--- start of SUPPLIED INFORMATION ---
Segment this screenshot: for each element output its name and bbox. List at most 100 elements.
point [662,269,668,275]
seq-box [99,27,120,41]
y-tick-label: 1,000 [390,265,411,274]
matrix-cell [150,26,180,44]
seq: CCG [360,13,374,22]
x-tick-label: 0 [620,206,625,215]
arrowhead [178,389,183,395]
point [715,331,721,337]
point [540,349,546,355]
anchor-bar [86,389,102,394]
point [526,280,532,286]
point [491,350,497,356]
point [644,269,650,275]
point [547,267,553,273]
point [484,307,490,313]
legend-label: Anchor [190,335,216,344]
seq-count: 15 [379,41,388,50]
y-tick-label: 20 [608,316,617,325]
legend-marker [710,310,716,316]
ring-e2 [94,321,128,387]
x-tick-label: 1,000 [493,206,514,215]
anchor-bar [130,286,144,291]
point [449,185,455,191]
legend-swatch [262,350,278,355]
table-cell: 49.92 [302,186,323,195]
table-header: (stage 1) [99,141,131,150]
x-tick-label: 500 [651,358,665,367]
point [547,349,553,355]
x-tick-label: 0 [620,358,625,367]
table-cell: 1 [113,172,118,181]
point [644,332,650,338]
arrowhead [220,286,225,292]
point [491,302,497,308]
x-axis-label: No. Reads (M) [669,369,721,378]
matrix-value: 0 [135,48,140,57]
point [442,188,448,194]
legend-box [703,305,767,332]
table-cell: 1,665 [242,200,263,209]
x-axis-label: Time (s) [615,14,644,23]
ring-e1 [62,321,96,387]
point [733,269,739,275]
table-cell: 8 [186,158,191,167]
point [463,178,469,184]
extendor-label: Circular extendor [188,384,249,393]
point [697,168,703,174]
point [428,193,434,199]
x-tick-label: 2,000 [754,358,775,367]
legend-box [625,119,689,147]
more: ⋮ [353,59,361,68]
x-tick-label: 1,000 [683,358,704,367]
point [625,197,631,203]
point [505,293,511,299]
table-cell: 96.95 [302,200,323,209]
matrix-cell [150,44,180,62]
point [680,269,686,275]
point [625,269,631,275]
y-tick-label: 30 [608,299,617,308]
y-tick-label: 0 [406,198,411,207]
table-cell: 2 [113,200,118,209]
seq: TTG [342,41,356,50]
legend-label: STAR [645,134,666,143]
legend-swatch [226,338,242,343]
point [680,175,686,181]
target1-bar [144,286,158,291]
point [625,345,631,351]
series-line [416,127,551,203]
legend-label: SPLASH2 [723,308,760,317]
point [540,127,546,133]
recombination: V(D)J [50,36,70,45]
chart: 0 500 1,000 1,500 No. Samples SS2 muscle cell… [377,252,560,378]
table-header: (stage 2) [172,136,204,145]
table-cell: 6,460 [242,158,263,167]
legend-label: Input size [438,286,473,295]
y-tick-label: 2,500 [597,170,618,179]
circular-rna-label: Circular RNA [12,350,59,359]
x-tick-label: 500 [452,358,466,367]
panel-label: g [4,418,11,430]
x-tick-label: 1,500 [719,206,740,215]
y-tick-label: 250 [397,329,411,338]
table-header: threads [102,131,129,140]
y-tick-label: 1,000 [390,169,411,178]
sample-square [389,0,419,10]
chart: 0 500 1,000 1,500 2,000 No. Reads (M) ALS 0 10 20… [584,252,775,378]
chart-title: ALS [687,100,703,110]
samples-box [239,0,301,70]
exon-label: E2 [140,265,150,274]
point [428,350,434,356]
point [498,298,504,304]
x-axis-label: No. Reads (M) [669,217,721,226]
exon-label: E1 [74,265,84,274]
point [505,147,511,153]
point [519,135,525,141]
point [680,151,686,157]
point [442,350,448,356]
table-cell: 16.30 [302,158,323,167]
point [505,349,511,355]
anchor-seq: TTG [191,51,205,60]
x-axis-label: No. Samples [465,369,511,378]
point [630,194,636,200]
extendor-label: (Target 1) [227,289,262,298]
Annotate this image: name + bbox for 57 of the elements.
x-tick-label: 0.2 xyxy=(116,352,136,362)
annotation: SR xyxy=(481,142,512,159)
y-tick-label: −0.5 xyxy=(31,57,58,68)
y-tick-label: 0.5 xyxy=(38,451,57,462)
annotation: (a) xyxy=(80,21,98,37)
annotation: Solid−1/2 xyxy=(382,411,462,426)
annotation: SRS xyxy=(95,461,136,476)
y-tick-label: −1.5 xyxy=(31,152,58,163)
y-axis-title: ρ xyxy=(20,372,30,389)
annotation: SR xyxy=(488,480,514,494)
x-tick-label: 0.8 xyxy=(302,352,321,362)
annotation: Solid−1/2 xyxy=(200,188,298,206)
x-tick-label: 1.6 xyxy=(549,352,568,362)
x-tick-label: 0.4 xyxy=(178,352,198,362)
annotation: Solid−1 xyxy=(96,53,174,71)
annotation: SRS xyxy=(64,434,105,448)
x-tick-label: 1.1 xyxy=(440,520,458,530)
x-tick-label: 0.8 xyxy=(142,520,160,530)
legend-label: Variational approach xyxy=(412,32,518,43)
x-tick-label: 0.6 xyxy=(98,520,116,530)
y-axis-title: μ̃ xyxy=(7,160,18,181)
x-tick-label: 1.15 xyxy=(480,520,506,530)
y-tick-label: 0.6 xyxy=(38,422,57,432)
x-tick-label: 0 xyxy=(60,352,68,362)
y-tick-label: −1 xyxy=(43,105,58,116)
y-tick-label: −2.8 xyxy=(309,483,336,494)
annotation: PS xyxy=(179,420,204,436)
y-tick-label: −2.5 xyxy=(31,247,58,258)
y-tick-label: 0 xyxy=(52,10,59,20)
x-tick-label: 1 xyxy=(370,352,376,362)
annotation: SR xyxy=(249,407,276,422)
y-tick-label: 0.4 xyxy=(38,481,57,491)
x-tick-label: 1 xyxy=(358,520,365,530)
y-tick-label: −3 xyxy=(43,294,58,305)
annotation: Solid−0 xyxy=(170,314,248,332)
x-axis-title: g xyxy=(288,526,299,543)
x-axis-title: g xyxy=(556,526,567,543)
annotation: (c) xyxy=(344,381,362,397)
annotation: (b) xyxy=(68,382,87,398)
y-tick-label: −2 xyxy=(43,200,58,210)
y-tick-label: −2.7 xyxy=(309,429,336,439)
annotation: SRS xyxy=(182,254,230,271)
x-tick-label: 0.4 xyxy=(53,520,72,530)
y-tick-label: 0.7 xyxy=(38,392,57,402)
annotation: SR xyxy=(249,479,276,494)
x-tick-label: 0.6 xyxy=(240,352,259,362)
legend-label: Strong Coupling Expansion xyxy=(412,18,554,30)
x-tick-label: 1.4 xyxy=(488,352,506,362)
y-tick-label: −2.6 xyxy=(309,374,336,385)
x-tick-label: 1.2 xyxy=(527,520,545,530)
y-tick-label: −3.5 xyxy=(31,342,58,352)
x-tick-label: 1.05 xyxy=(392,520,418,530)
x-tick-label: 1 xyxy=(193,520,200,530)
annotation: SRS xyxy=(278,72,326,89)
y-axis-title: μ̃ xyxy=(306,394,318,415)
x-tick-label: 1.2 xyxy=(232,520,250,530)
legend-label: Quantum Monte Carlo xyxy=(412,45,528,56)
--- end of SUPPLIED INFORMATION ---
> [PROBLEM TO WORK ON]: Return these lines exactly as they appear, all of them.

> [RESPONSE FOR THIS EXERCISE]:
Segment this screenshot: for each element output its name and bbox. List at most 100 elements.
point [662,269,668,275]
seq-box [99,27,120,41]
y-tick-label: 1,000 [390,265,411,274]
matrix-cell [150,26,180,44]
seq: CCG [360,13,374,22]
x-tick-label: 0 [620,206,625,215]
arrowhead [178,389,183,395]
point [715,331,721,337]
point [540,349,546,355]
anchor-bar [86,389,102,394]
point [526,280,532,286]
point [491,350,497,356]
point [644,269,650,275]
point [547,267,553,273]
point [484,307,490,313]
legend-label: Anchor [190,335,216,344]
seq-count: 15 [379,41,388,50]
y-tick-label: 20 [608,316,617,325]
legend-marker [710,310,716,316]
ring-e2 [94,321,128,387]
x-tick-label: 1,000 [493,206,514,215]
anchor-bar [130,286,144,291]
point [449,185,455,191]
legend-swatch [262,350,278,355]
table-cell: 49.92 [302,186,323,195]
table-header: (stage 1) [99,141,131,150]
x-tick-label: 500 [651,358,665,367]
point [547,349,553,355]
x-tick-label: 0 [620,358,625,367]
table-cell: 1 [113,172,118,181]
point [644,332,650,338]
arrowhead [220,286,225,292]
point [491,302,497,308]
x-axis-label: No. Reads (M) [669,369,721,378]
matrix-value: 0 [135,48,140,57]
point [442,188,448,194]
legend-box [703,305,767,332]
table-cell: 1,665 [242,200,263,209]
x-axis-label: Time (s) [615,14,644,23]
ring-e1 [62,321,96,387]
point [733,269,739,275]
table-cell: 8 [186,158,191,167]
point [463,178,469,184]
extendor-label: Circular extendor [188,384,249,393]
point [697,168,703,174]
point [428,193,434,199]
x-tick-label: 2,000 [754,358,775,367]
legend-box [625,119,689,147]
more: ⋮ [353,59,361,68]
x-tick-label: 1,000 [683,358,704,367]
point [625,197,631,203]
point [505,293,511,299]
table-cell: 96.95 [302,200,323,209]
matrix-cell [150,44,180,62]
point [680,269,686,275]
point [625,269,631,275]
y-tick-label: 30 [608,299,617,308]
y-tick-label: 0 [406,198,411,207]
table-cell: 2 [113,200,118,209]
seq: TTG [342,41,356,50]
legend-label: STAR [645,134,666,143]
legend-swatch [226,338,242,343]
point [680,175,686,181]
target1-bar [144,286,158,291]
point [625,345,631,351]
series-line [416,127,551,203]
legend-label: SPLASH2 [723,308,760,317]
point [540,127,546,133]
recombination: V(D)J [50,36,70,45]
chart: 0 500 1,000 1,500 No. Samples SS2 muscle cell… [377,252,560,378]
table-header: (stage 2) [172,136,204,145]
table-cell: 6,460 [242,158,263,167]
legend-label: Input size [438,286,473,295]
y-tick-label: 2,500 [597,170,618,179]
circular-rna-label: Circular RNA [12,350,59,359]
x-tick-label: 500 [452,358,466,367]
panel-label: g [4,418,11,430]
x-tick-label: 1,500 [719,206,740,215]
y-tick-label: 250 [397,329,411,338]
table-header: threads [102,131,129,140]
y-tick-label: 1,000 [390,169,411,178]
sample-square [389,0,419,10]
chart: 0 500 1,000 1,500 2,000 No. Reads (M) ALS 0 10 20… [584,252,775,378]
chart-title: ALS [687,100,703,110]
samples-box [239,0,301,70]
exon-label: E2 [140,265,150,274]
point [428,350,434,356]
point [498,298,504,304]
x-axis-label: No. Reads (M) [669,217,721,226]
exon-label: E1 [74,265,84,274]
point [505,147,511,153]
point [519,135,525,141]
point [680,151,686,157]
point [442,350,448,356]
table-cell: 16.30 [302,158,323,167]
point [505,349,511,355]
anchor-seq: TTG [191,51,205,60]
x-axis-label: No. Samples [465,369,511,378]
point [630,194,636,200]
extendor-label: (Target 1) [227,289,262,298]
Annotate this image: name + bbox for 57 of the elements.
x-tick-label: 0.2 xyxy=(116,352,136,362)
annotation: SR xyxy=(481,142,512,159)
y-tick-label: −0.5 xyxy=(31,57,58,68)
y-tick-label: 0.5 xyxy=(38,451,57,462)
annotation: (a) xyxy=(80,21,98,37)
annotation: Solid−1/2 xyxy=(382,411,462,426)
annotation: SRS xyxy=(95,461,136,476)
y-tick-label: −1.5 xyxy=(31,152,58,163)
y-axis-title: ρ xyxy=(20,372,30,389)
annotation: SR xyxy=(488,480,514,494)
x-tick-label: 0.8 xyxy=(302,352,321,362)
annotation: Solid−1/2 xyxy=(200,188,298,206)
x-tick-label: 1.6 xyxy=(549,352,568,362)
x-tick-label: 0.4 xyxy=(178,352,198,362)
annotation: Solid−1 xyxy=(96,53,174,71)
annotation: SRS xyxy=(64,434,105,448)
x-tick-label: 1.1 xyxy=(440,520,458,530)
x-tick-label: 0.8 xyxy=(142,520,160,530)
legend-label: Variational approach xyxy=(412,32,518,43)
x-tick-label: 0.6 xyxy=(98,520,116,530)
y-axis-title: μ̃ xyxy=(7,160,18,181)
x-tick-label: 1.15 xyxy=(480,520,506,530)
y-tick-label: 0.6 xyxy=(38,422,57,432)
x-tick-label: 0 xyxy=(60,352,68,362)
y-tick-label: −1 xyxy=(43,105,58,116)
y-tick-label: −2.8 xyxy=(309,483,336,494)
annotation: PS xyxy=(179,420,204,436)
y-tick-label: −2.5 xyxy=(31,247,58,258)
y-tick-label: 0 xyxy=(52,10,59,20)
x-tick-label: 1 xyxy=(370,352,376,362)
annotation: SR xyxy=(249,407,276,422)
y-tick-label: 0.4 xyxy=(38,481,57,491)
x-tick-label: 1 xyxy=(358,520,365,530)
y-tick-label: −3 xyxy=(43,294,58,305)
annotation: Solid−0 xyxy=(170,314,248,332)
x-axis-title: g xyxy=(288,526,299,543)
x-axis-title: g xyxy=(556,526,567,543)
annotation: (c) xyxy=(344,381,362,397)
annotation: (b) xyxy=(68,382,87,398)
y-tick-label: −2 xyxy=(43,200,58,210)
y-tick-label: −2.7 xyxy=(309,429,336,439)
annotation: SRS xyxy=(182,254,230,271)
x-tick-label: 0.4 xyxy=(53,520,72,530)
y-tick-label: 0.7 xyxy=(38,392,57,402)
annotation: SR xyxy=(249,479,276,494)
x-tick-label: 0.6 xyxy=(240,352,259,362)
legend-label: Strong Coupling Expansion xyxy=(412,18,554,30)
x-tick-label: 1.4 xyxy=(488,352,506,362)
y-tick-label: −2.6 xyxy=(309,374,336,385)
x-tick-label: 1.2 xyxy=(527,520,545,530)
y-tick-label: −3.5 xyxy=(31,342,58,352)
x-tick-label: 1.05 xyxy=(392,520,418,530)
x-tick-label: 1 xyxy=(193,520,200,530)
annotation: SRS xyxy=(278,72,326,89)
y-axis-title: μ̃ xyxy=(306,394,318,415)
x-tick-label: 1.2 xyxy=(232,520,250,530)
legend-label: Quantum Monte Carlo xyxy=(412,45,528,56)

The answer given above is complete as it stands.